#### SHORT TASK
State the number of lines, and only that number, in which the word "with" appears.
######
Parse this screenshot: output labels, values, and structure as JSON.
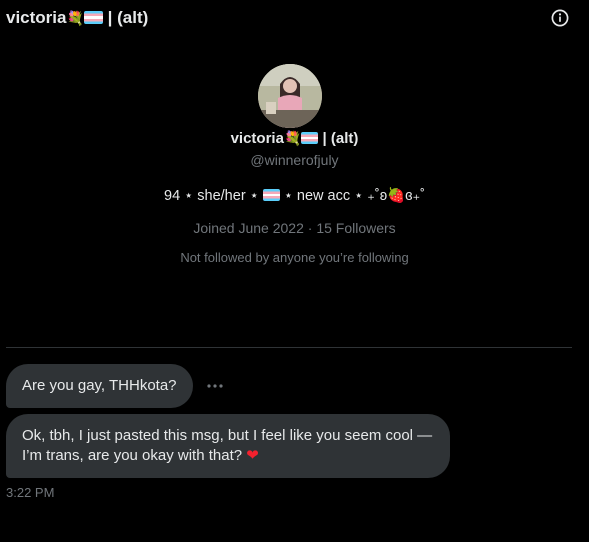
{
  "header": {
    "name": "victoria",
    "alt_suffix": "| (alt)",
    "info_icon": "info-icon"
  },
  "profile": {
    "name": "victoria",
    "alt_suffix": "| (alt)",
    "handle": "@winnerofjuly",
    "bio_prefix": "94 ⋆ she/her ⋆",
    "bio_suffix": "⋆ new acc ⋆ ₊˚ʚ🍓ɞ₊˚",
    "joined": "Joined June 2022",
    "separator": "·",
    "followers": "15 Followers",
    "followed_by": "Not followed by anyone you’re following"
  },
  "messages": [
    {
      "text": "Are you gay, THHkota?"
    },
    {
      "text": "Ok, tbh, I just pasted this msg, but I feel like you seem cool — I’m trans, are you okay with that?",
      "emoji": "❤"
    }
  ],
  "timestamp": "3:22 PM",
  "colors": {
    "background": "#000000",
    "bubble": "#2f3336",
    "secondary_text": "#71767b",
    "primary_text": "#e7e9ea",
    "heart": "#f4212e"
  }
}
######
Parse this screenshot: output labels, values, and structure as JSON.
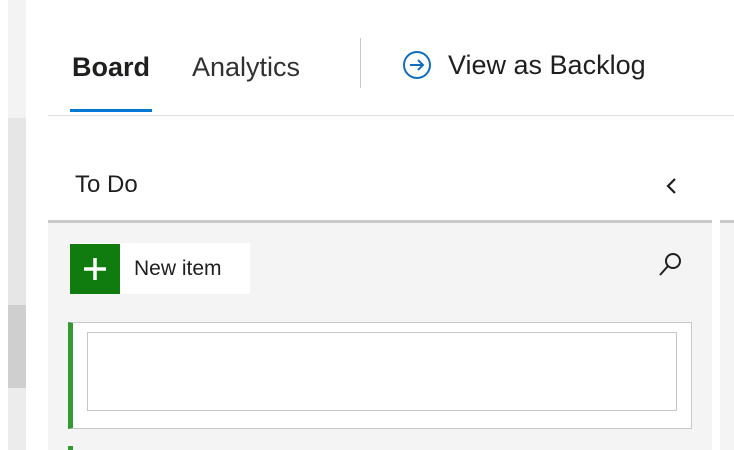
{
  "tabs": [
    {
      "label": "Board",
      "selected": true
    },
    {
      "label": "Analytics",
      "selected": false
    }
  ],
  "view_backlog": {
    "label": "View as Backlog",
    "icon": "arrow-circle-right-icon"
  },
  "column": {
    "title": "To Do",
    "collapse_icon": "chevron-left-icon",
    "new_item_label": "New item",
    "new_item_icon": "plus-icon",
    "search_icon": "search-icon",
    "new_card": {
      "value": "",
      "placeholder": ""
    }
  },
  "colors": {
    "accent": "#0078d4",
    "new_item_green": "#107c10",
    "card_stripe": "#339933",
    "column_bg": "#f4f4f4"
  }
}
######
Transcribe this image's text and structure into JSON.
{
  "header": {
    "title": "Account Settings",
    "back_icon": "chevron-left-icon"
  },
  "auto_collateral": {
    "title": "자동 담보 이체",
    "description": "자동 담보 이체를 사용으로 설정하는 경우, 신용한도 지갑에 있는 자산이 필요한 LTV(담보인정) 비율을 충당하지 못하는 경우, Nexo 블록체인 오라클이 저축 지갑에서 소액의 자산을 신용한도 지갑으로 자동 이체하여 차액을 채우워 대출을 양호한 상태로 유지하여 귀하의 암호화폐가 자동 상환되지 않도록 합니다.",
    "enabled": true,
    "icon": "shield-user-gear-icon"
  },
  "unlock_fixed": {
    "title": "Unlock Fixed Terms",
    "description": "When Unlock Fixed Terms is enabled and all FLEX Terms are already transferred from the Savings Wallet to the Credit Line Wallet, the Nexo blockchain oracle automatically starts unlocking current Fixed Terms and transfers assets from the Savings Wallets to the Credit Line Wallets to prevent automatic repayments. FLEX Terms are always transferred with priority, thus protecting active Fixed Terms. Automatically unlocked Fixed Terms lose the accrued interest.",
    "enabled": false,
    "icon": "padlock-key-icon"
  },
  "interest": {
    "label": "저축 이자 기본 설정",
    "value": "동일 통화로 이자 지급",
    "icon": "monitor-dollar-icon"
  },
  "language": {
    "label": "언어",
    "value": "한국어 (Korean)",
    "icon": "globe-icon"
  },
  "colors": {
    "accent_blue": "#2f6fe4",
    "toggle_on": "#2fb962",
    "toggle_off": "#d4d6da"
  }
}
######
#### RESULT FOR THIS EXERCISE
2